§ Dataset rows:
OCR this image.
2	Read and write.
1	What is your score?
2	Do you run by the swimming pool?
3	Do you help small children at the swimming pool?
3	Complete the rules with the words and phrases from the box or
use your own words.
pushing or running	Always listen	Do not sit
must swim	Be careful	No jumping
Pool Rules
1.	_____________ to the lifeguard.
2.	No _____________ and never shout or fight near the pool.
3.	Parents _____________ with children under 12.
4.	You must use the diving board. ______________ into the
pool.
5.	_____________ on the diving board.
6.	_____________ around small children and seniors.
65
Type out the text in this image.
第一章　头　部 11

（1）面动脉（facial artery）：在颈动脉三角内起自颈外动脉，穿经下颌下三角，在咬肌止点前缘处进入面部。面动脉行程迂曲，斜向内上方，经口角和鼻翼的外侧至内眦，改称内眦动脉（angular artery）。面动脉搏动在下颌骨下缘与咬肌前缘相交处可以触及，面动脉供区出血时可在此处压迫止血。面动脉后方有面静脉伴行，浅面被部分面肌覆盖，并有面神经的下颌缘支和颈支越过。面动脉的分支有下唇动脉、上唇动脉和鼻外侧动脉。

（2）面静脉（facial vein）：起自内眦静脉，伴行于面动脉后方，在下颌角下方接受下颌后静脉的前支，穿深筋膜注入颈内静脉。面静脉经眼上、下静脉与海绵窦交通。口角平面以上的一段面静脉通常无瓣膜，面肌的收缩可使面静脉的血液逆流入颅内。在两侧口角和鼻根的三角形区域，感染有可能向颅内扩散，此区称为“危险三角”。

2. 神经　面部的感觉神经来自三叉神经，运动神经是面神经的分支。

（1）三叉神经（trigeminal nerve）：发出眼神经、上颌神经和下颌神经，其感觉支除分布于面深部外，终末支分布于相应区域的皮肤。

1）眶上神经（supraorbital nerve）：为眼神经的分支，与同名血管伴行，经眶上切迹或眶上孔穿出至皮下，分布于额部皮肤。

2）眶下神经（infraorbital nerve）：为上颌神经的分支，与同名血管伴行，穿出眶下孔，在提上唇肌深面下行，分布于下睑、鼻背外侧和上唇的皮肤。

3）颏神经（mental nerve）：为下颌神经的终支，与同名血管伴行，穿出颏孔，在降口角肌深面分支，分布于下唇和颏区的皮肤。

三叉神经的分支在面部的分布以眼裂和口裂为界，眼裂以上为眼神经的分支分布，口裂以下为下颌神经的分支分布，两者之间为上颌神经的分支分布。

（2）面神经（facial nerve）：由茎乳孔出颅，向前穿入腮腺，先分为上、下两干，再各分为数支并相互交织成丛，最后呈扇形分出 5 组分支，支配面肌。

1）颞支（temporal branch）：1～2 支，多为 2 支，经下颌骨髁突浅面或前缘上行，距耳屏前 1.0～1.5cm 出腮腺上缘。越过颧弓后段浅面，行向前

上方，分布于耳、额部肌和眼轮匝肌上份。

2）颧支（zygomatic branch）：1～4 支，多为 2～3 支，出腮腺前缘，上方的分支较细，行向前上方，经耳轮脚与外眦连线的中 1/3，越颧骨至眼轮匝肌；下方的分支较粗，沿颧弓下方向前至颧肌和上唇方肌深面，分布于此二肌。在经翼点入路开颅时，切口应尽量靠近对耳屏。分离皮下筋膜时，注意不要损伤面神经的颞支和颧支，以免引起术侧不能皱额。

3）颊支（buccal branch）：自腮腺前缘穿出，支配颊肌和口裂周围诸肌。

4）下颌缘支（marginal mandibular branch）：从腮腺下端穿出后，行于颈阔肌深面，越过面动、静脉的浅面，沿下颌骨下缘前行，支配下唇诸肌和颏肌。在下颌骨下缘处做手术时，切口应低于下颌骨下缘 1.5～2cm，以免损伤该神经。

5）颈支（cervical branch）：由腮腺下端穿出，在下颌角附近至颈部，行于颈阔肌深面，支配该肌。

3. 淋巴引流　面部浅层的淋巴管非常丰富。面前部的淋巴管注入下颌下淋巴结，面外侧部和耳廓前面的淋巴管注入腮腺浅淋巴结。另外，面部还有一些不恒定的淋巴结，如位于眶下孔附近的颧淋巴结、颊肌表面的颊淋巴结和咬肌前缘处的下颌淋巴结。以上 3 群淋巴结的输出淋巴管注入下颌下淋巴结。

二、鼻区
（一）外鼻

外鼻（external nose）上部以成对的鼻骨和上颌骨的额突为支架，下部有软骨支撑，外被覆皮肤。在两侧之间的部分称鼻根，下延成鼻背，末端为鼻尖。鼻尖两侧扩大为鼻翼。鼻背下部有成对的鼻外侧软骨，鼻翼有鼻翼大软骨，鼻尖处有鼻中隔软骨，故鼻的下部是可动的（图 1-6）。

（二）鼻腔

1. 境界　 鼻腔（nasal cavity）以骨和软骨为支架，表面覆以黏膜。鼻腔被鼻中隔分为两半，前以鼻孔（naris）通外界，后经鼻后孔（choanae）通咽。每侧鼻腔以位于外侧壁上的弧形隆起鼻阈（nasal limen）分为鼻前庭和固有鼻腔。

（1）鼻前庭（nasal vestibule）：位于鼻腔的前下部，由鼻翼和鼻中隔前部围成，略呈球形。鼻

...

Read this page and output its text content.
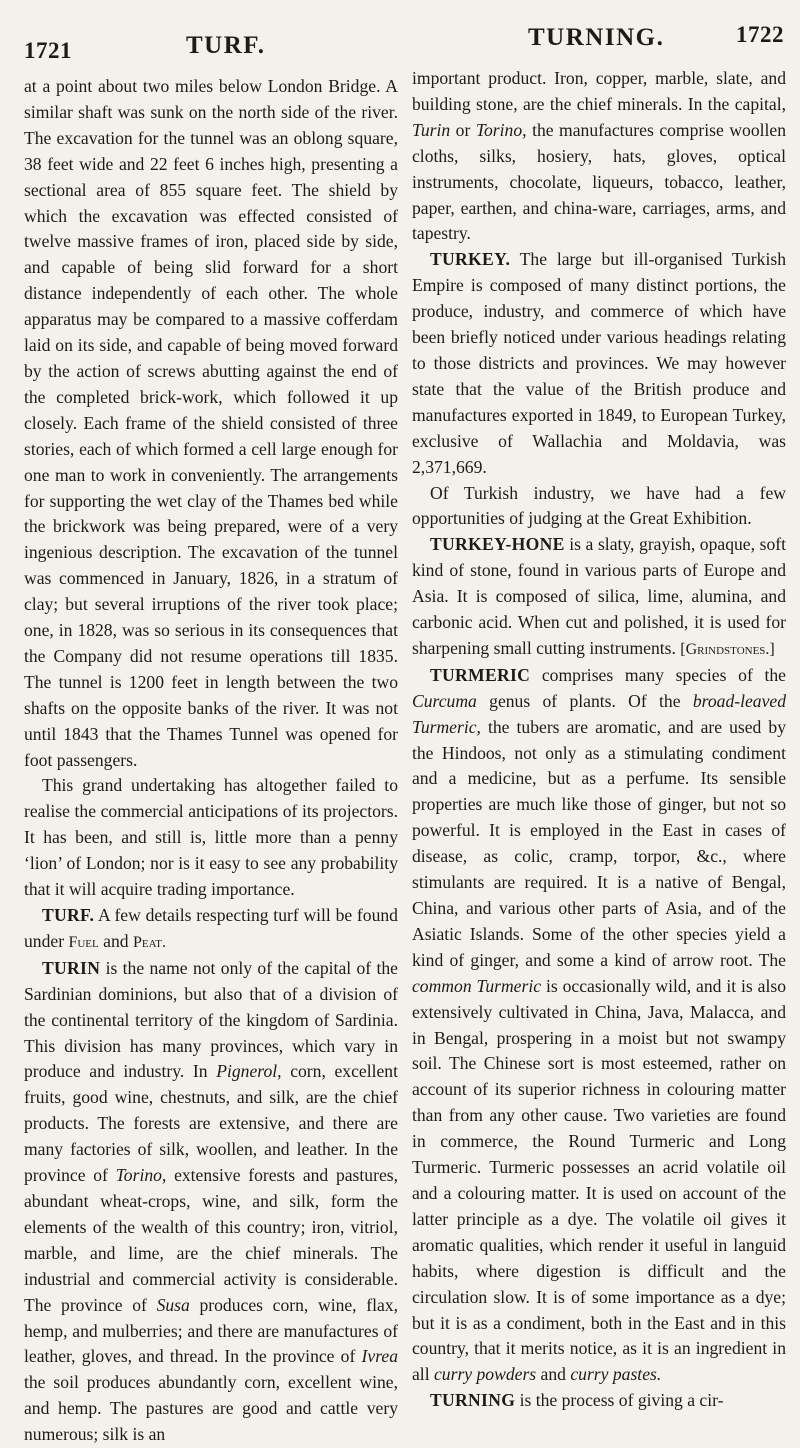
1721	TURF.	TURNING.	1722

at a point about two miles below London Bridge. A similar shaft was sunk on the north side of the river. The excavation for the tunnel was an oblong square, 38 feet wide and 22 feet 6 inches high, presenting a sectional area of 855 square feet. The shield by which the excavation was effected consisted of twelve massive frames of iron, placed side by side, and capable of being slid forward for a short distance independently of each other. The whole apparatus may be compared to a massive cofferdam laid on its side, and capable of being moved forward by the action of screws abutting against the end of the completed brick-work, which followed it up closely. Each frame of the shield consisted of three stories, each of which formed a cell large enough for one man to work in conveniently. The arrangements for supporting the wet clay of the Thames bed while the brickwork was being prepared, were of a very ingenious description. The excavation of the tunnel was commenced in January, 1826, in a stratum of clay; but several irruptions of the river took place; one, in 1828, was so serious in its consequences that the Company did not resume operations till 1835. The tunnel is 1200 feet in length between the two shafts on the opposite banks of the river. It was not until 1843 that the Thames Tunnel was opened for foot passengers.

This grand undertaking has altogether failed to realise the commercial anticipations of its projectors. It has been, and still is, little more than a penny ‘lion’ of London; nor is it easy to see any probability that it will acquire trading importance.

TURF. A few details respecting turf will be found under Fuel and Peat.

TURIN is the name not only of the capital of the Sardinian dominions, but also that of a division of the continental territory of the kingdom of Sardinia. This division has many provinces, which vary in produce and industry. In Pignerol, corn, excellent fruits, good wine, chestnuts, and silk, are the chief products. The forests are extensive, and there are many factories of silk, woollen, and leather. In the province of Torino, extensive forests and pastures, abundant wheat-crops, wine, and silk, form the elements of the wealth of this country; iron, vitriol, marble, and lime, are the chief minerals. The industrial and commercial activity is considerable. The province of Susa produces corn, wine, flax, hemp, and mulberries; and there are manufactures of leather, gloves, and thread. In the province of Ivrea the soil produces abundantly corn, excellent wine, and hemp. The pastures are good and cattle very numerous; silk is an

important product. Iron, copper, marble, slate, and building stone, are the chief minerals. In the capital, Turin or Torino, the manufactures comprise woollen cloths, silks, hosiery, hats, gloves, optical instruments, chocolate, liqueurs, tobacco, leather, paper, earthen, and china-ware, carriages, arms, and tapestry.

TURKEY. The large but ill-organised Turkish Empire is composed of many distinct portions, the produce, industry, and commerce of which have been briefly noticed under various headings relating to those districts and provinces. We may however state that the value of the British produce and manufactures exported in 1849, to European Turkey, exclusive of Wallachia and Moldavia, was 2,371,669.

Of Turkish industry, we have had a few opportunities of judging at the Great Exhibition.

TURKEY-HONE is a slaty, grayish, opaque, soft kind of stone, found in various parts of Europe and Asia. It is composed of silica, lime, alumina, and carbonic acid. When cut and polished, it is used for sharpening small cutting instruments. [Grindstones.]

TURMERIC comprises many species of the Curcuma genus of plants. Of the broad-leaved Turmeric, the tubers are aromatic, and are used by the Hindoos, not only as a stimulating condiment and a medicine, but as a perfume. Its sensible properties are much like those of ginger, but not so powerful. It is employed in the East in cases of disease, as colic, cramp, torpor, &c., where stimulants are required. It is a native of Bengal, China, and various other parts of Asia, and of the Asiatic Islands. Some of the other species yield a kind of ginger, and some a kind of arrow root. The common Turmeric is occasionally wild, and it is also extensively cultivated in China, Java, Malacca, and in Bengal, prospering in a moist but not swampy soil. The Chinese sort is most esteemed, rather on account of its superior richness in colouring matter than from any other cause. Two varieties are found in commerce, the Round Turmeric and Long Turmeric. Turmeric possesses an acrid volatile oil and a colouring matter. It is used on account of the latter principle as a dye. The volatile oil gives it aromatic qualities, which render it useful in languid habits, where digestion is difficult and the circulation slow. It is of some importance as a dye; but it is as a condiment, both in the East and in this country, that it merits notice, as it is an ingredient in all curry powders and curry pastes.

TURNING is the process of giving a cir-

* * *

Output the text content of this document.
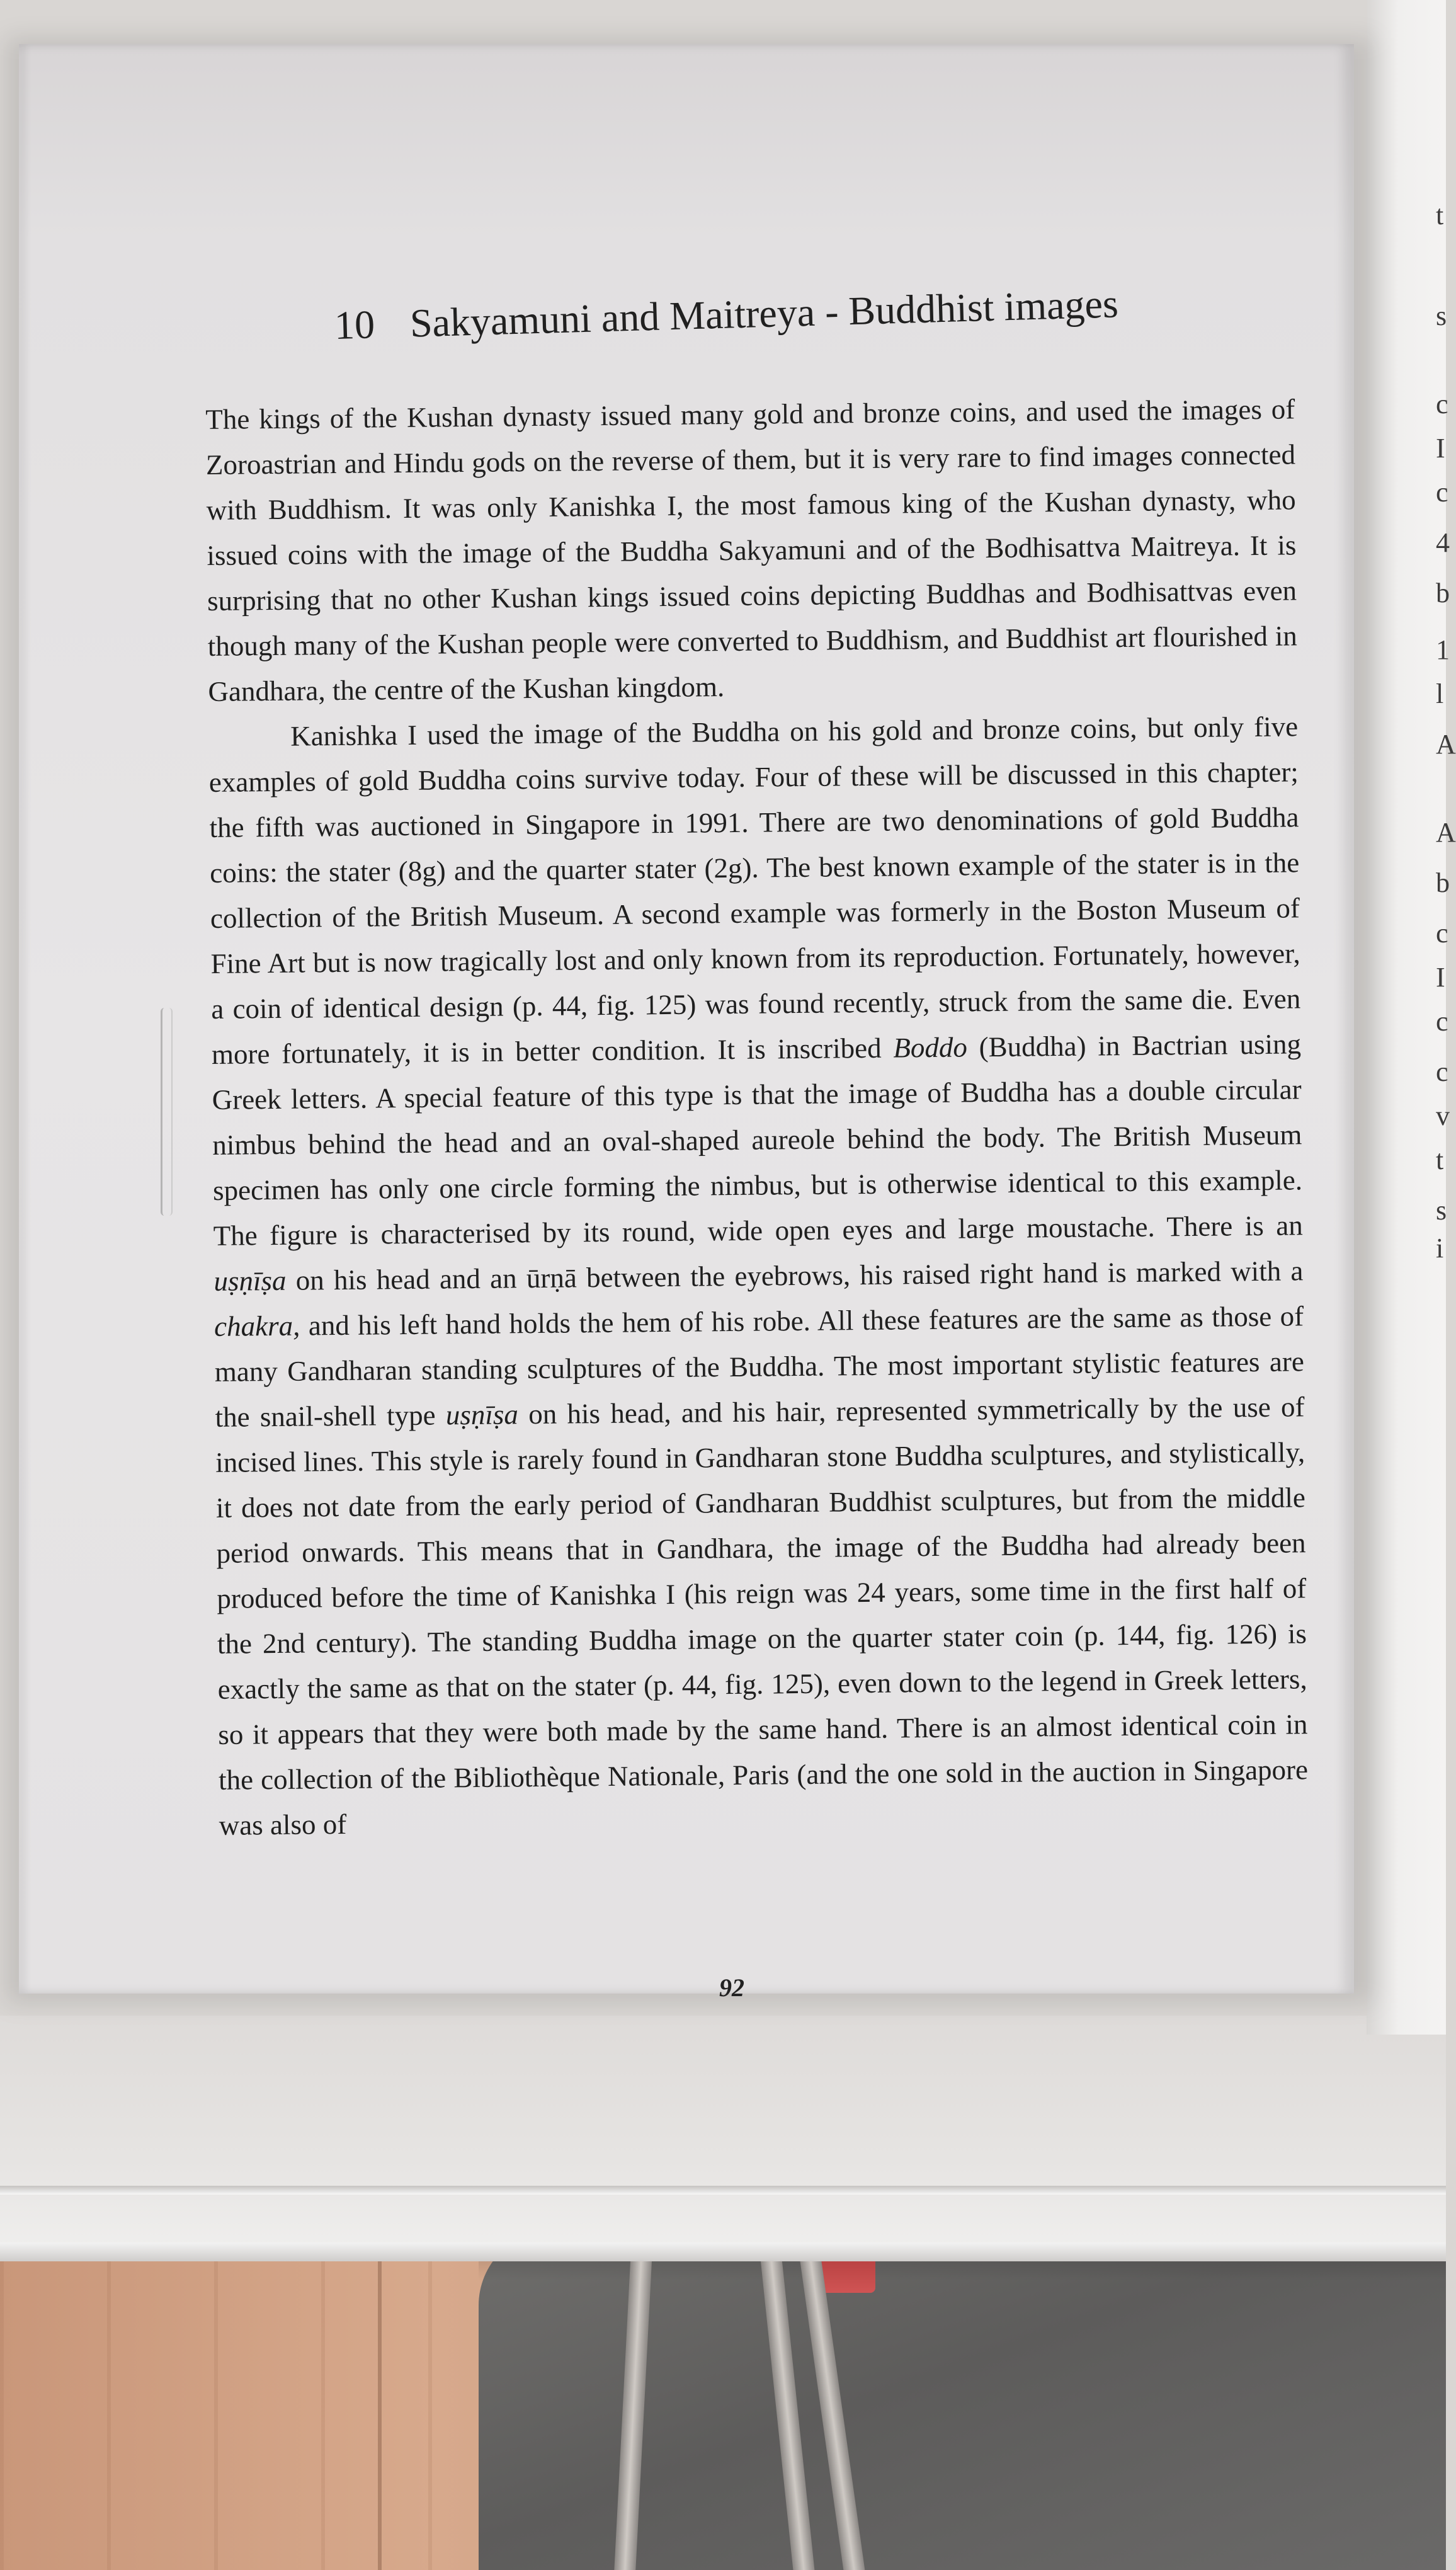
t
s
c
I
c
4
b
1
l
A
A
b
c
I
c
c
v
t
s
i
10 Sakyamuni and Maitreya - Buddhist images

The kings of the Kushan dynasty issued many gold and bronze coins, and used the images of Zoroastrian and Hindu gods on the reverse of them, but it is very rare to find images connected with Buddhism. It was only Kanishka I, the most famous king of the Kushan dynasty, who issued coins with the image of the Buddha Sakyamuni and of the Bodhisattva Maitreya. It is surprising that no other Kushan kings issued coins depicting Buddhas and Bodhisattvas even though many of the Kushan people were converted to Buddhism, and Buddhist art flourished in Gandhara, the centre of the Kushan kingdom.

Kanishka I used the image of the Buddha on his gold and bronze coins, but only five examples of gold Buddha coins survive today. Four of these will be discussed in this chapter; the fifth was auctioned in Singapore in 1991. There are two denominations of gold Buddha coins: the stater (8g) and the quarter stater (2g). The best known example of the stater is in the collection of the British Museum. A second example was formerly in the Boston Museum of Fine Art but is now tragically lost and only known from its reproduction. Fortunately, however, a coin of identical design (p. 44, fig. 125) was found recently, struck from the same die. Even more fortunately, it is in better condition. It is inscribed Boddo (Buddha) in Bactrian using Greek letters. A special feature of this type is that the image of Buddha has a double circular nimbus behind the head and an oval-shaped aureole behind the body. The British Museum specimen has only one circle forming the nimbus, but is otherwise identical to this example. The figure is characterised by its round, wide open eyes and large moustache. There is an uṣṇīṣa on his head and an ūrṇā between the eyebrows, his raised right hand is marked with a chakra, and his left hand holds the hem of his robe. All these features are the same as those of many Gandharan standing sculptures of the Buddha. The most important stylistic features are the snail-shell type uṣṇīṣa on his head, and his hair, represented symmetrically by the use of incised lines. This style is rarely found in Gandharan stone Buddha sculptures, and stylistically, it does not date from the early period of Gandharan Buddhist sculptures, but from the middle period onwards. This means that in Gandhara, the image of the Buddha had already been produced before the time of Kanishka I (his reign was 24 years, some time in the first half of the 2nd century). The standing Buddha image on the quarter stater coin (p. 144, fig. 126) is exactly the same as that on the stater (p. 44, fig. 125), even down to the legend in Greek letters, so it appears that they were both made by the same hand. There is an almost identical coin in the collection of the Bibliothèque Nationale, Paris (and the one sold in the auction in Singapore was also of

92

§ Task goal: Show every line where the string "nasal" appears.

§ Response for this exercise:
1. 境界　 鼻腔（nasal cavity）以骨和软骨为支架，表面覆以黏膜。鼻腔被鼻中隔分为两半，前以鼻孔（naris）通外界，后经鼻后孔（choanae）通咽。每侧鼻腔以位于外侧壁上的弧形隆起鼻阈（nasal limen）分为鼻前庭和固有鼻腔。
（1）鼻前庭（nasal vestibule）：位于鼻腔的前下部，由鼻翼和鼻中隔前部围成，略呈球形。鼻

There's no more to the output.